WORK INSTRUCTIONS
Report the count of lines below in which the string "Each" occurs; include nothing else.

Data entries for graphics
++++++

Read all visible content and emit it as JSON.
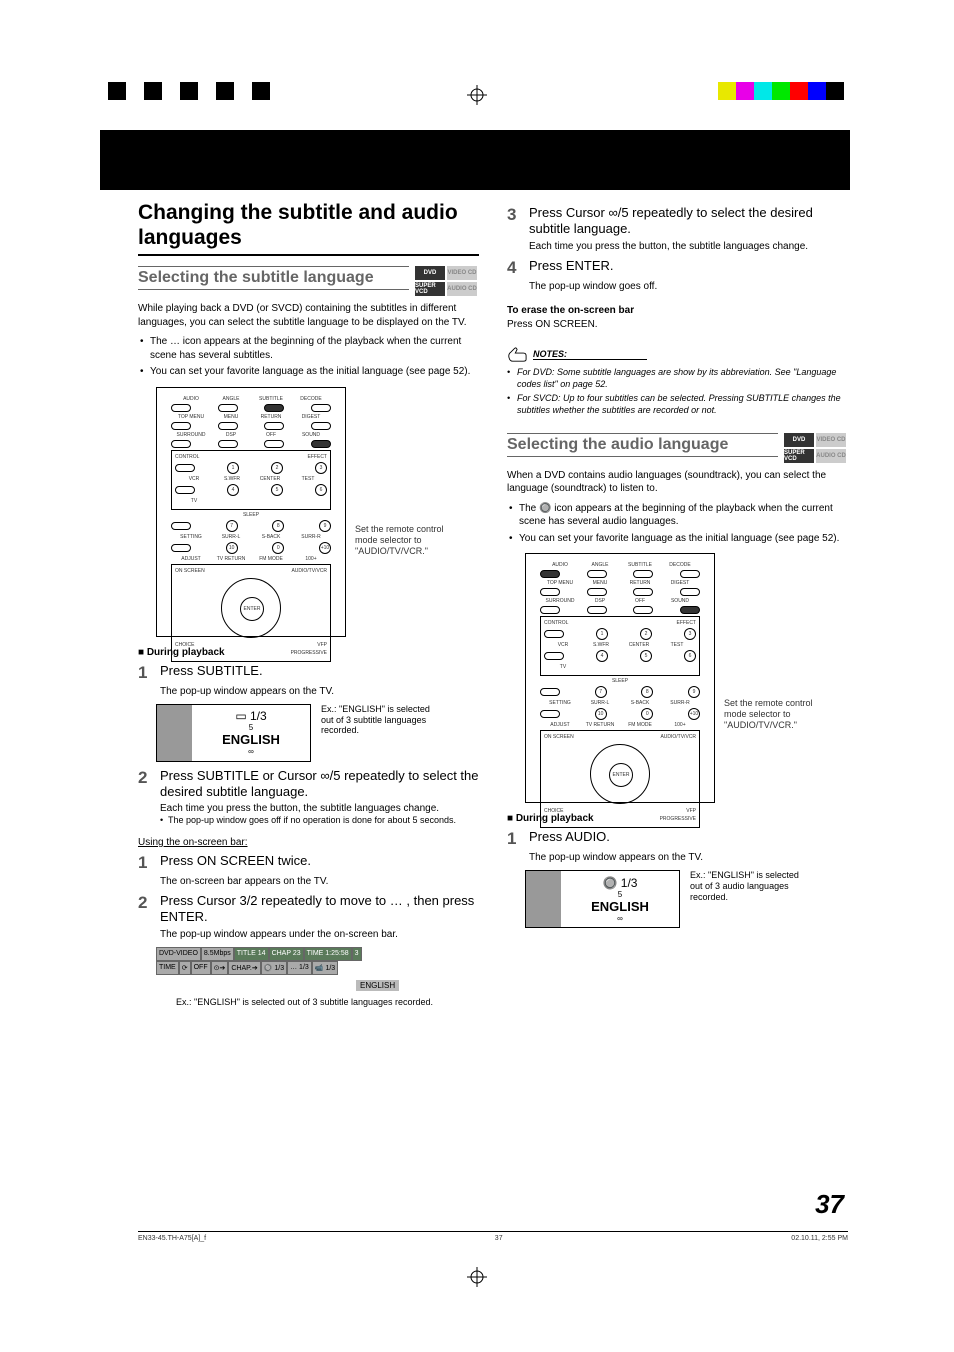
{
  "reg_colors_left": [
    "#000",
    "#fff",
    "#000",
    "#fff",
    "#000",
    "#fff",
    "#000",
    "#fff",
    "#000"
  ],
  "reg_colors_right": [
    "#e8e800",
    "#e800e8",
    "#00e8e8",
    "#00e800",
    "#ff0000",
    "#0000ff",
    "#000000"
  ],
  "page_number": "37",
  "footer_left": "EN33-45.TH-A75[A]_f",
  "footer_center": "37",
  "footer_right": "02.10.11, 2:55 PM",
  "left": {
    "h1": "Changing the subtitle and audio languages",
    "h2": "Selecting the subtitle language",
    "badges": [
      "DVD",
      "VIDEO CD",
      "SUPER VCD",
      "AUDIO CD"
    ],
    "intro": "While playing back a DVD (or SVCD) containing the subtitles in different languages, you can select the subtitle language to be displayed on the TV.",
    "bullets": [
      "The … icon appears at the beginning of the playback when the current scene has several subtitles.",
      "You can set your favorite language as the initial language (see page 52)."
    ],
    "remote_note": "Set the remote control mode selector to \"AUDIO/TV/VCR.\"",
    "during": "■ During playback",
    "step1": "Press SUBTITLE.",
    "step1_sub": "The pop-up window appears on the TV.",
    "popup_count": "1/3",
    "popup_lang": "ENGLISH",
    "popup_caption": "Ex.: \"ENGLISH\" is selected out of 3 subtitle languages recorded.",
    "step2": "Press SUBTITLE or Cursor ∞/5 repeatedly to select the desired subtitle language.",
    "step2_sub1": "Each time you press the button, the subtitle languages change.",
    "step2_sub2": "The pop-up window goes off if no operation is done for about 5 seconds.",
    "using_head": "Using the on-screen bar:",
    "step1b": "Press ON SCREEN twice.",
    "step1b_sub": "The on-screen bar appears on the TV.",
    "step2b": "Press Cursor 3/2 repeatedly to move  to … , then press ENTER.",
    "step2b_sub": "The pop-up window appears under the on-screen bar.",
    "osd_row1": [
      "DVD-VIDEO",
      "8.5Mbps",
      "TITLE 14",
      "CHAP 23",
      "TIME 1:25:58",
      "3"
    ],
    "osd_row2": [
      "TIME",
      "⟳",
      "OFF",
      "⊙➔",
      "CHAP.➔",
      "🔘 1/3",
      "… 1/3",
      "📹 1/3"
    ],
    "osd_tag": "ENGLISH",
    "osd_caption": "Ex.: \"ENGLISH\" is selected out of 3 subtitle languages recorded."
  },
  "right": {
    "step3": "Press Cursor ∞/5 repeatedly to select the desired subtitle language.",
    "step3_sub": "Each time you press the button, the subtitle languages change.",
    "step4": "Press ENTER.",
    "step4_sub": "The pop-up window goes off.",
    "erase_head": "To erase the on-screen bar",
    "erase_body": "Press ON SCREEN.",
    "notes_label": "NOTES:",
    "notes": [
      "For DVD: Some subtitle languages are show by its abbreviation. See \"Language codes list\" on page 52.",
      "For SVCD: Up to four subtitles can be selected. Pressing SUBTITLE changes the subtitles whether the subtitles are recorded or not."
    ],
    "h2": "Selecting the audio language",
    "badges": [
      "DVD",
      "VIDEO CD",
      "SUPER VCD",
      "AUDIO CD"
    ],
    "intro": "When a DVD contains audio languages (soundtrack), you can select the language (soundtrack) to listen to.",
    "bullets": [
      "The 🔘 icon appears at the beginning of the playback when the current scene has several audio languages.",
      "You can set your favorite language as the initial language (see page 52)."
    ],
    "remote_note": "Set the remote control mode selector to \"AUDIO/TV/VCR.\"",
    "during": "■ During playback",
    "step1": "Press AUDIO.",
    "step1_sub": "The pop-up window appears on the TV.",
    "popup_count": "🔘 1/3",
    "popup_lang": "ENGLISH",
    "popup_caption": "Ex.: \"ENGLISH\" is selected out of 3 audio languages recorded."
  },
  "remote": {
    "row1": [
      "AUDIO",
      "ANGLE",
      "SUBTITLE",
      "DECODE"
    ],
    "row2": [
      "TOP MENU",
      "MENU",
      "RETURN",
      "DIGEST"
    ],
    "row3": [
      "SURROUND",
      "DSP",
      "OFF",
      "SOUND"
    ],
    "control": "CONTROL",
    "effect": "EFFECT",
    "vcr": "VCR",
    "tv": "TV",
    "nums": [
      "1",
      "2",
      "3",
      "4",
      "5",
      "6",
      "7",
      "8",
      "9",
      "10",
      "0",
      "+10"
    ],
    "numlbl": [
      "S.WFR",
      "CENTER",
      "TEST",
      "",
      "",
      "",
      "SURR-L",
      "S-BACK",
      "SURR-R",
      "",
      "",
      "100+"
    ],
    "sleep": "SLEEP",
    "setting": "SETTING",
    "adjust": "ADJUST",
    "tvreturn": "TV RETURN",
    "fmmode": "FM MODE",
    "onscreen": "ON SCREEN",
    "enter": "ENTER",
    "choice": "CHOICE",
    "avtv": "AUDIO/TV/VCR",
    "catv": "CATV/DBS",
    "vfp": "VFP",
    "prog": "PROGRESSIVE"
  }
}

++++++

RESULT OF THIS TASK
2